• [GIVEN REQUEST]
Collect each line of the entries that holds the string "they".

─── MATERIAL FOR THIS TASK ───

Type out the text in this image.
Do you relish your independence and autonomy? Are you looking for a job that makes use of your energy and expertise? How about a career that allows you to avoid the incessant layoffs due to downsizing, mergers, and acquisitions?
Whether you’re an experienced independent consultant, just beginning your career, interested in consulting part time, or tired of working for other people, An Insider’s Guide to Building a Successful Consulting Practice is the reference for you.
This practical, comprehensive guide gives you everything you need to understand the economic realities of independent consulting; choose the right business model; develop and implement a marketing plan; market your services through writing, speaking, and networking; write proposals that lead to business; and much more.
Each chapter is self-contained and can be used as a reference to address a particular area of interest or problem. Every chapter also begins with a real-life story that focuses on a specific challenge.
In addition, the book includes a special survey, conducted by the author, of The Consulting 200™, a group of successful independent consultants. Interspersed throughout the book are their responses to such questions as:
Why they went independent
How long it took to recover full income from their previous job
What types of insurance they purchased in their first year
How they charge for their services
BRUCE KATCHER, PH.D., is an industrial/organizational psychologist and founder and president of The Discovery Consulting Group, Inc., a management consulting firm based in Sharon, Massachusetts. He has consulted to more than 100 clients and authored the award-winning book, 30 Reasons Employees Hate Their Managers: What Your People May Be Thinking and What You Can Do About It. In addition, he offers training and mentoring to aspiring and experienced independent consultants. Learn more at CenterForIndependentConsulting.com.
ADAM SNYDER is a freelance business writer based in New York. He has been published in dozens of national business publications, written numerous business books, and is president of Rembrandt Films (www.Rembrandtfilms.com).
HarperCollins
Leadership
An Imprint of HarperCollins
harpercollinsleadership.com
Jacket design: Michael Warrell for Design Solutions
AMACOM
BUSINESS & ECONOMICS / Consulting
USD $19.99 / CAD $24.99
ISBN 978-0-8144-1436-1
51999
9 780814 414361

───

• [PROBLEM SOLUTION]
Why they went independent
What types of insurance they purchased in their first year
How they charge for their services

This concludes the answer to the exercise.